BEGIN DATA LISTING
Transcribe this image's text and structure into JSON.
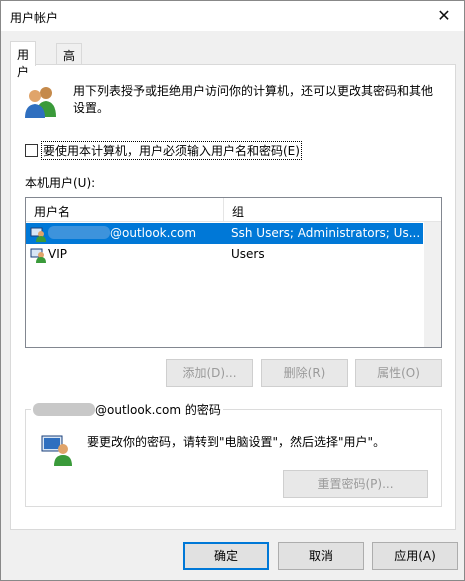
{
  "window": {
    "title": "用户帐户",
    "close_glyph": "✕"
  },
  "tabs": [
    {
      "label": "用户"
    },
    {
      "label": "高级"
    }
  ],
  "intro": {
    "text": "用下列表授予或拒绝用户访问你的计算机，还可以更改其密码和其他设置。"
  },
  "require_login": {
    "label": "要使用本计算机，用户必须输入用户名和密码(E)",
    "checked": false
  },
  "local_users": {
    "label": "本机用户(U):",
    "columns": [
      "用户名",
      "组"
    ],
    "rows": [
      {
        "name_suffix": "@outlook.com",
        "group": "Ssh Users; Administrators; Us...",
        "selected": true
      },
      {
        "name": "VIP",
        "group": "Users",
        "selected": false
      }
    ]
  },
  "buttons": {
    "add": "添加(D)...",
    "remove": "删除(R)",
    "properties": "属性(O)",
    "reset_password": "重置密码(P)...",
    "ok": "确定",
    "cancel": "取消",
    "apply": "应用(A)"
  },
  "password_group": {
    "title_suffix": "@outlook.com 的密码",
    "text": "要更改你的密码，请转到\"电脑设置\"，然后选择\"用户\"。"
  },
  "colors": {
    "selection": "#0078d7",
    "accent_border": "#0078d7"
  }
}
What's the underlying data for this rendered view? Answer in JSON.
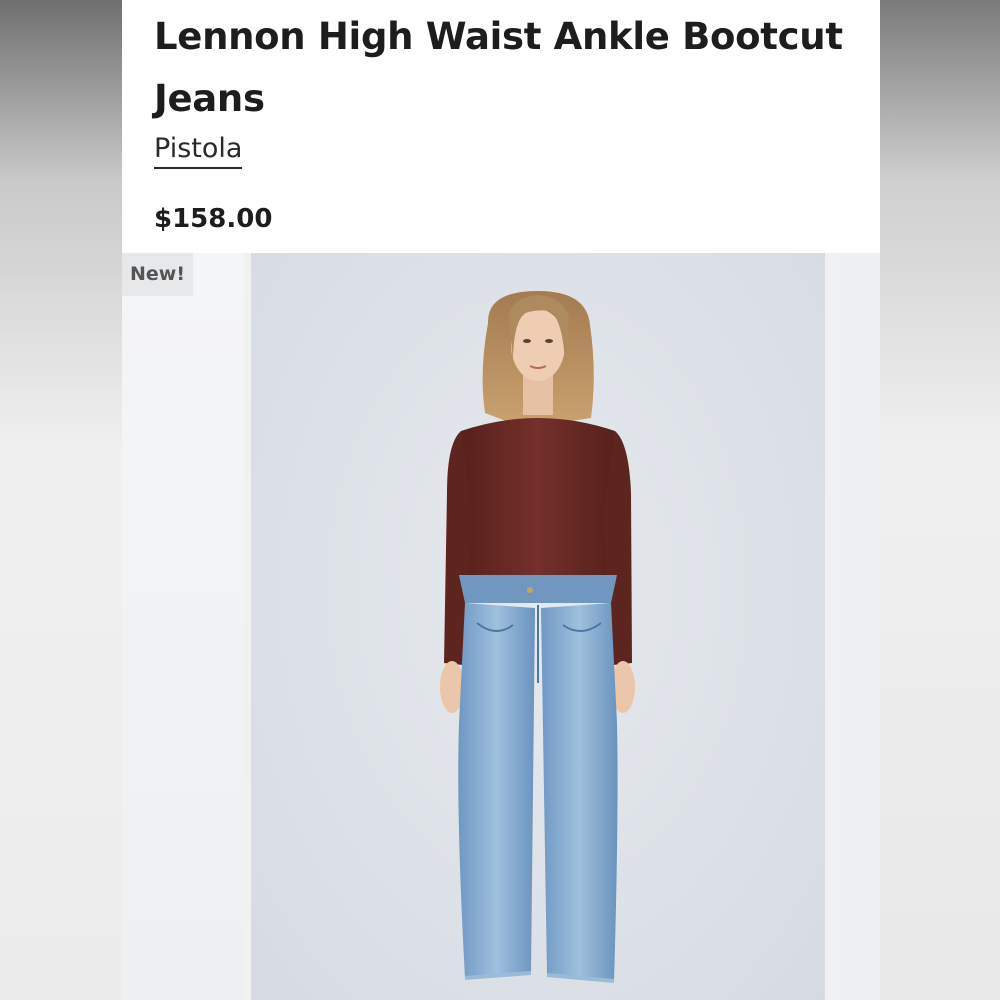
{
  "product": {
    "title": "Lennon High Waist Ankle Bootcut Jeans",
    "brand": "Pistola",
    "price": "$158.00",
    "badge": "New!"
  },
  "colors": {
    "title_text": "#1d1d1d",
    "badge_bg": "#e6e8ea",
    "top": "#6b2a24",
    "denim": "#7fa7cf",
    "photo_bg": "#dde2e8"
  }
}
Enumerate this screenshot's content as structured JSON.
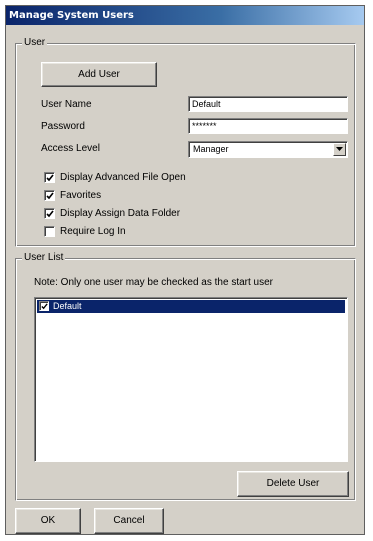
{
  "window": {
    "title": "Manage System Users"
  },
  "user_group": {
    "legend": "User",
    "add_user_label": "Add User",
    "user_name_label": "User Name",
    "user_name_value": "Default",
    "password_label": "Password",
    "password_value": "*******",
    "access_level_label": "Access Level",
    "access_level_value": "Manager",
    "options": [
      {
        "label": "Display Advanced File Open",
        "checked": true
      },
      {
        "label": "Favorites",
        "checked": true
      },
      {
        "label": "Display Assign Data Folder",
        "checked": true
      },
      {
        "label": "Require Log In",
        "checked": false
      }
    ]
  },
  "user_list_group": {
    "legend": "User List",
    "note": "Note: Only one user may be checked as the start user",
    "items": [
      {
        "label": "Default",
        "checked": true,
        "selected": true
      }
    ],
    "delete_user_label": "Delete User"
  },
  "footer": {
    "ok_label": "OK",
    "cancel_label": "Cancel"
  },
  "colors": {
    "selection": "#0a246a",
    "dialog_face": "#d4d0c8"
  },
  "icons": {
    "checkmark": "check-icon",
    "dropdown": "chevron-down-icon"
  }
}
END DATA LISTING
*WHAT YOU ARE ASKED TO DO:*
Leave the pictures out and reproduce each record exactly as written.

*THE COMPLETED TASK:*
Transcribe this image's text and structure into JSON.
{
  "window": {
    "title": "用户帐户",
    "close_glyph": "✕"
  },
  "tabs": [
    {
      "label": "用户"
    },
    {
      "label": "高级"
    }
  ],
  "intro": {
    "text": "用下列表授予或拒绝用户访问你的计算机，还可以更改其密码和其他设置。"
  },
  "require_login": {
    "label": "要使用本计算机，用户必须输入用户名和密码(E)",
    "checked": false
  },
  "local_users": {
    "label": "本机用户(U):",
    "columns": [
      "用户名",
      "组"
    ],
    "rows": [
      {
        "name_suffix": "@outlook.com",
        "group": "Ssh Users; Administrators; Us...",
        "selected": true
      },
      {
        "name": "VIP",
        "group": "Users",
        "selected": false
      }
    ]
  },
  "buttons": {
    "add": "添加(D)...",
    "remove": "删除(R)",
    "properties": "属性(O)",
    "reset_password": "重置密码(P)...",
    "ok": "确定",
    "cancel": "取消",
    "apply": "应用(A)"
  },
  "password_group": {
    "title_suffix": "@outlook.com 的密码",
    "text": "要更改你的密码，请转到\"电脑设置\"，然后选择\"用户\"。"
  },
  "colors": {
    "selection": "#0078d7",
    "accent_border": "#0078d7"
  }
}
What's the underlying data for this rendered view? Answer in JSON.
{
  "product": {
    "title": "Lennon High Waist Ankle Bootcut Jeans",
    "brand": "Pistola",
    "price": "$158.00",
    "badge": "New!"
  },
  "colors": {
    "title_text": "#1d1d1d",
    "badge_bg": "#e6e8ea",
    "top": "#6b2a24",
    "denim": "#7fa7cf",
    "photo_bg": "#dde2e8"
  }
}
Enumerate this screenshot's content as structured JSON.
{
  "window": {
    "title": "Manage System Users"
  },
  "user_group": {
    "legend": "User",
    "add_user_label": "Add User",
    "user_name_label": "User Name",
    "user_name_value": "Default",
    "password_label": "Password",
    "password_value": "*******",
    "access_level_label": "Access Level",
    "access_level_value": "Manager",
    "options": [
      {
        "label": "Display Advanced File Open",
        "checked": true
      },
      {
        "label": "Favorites",
        "checked": true
      },
      {
        "label": "Display Assign Data Folder",
        "checked": true
      },
      {
        "label": "Require Log In",
        "checked": false
      }
    ]
  },
  "user_list_group": {
    "legend": "User List",
    "note": "Note: Only one user may be checked as the start user",
    "items": [
      {
        "label": "Default",
        "checked": true,
        "selected": true
      }
    ],
    "delete_user_label": "Delete User"
  },
  "footer": {
    "ok_label": "OK",
    "cancel_label": "Cancel"
  },
  "colors": {
    "selection": "#0a246a",
    "dialog_face": "#d4d0c8"
  },
  "icons": {
    "checkmark": "check-icon",
    "dropdown": "chevron-down-icon"
  }
}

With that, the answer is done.